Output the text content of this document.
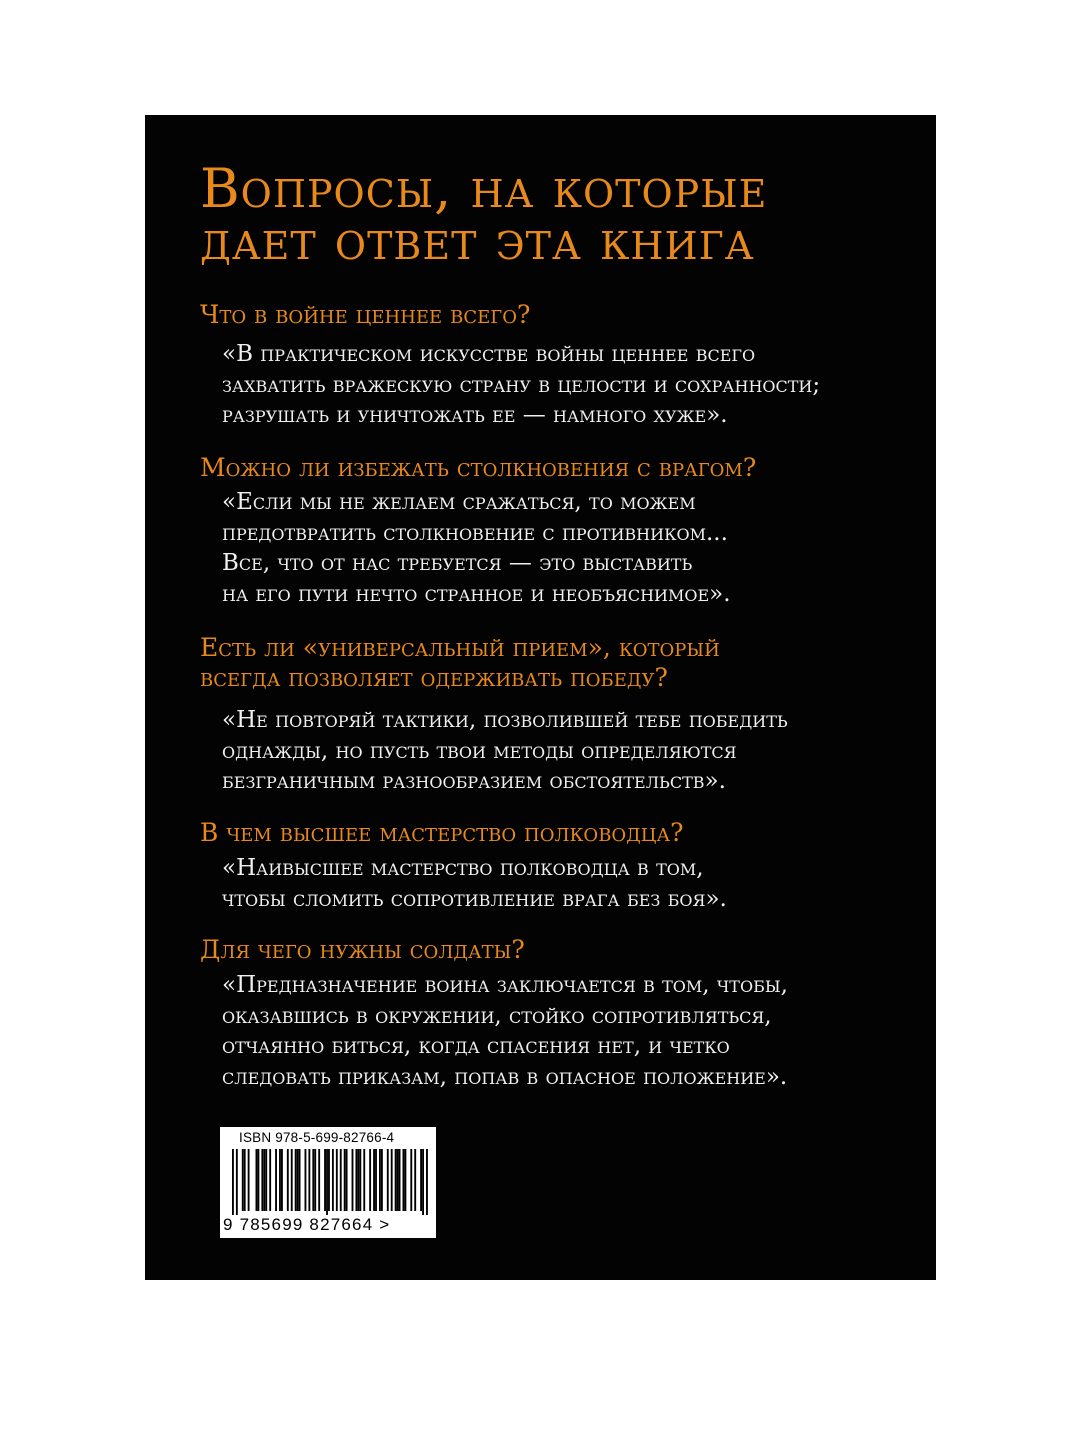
Вопросы, на которые
дает ответ эта книга
Что в войне ценнее всего?
«В практическом искусстве войны ценнее всего
захватить вражескую страну в целости и сохранности;
разрушать и уничтожать ее — намного хуже».
Можно ли избежать столкновения с врагом?
«Если мы не желаем сражаться, то можем
предотвратить столкновение с противником...
Все, что от нас требуется — это выставить
на его пути нечто странное и необъяснимое».
Есть ли «универсальный прием», который
всегда позволяет одерживать победу?
«Не повторяй тактики, позволившей тебе победить
однажды, но пусть твои методы определяются
безграничным разнообразием обстоятельств».
В чем высшее мастерство полководца?
«Наивысшее мастерство полководца в том,
чтобы сломить сопротивление врага без боя».
Для чего нужны солдаты?
«Предназначение воина заключается в том, чтобы,
оказавшись в окружении, стойко сопротивляться,
отчаянно биться, когда спасения нет, и четко
следовать приказам, попав в опасное положение».
ISBN 978-5-699-82766-4
9 785699 827664 >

- - - - -

### Given exercise
Show every line of the listing in which the string "полководца" can be found.

### Full answer
В чем высшее мастерство полководца?
«Наивысшее мастерство полководца в том,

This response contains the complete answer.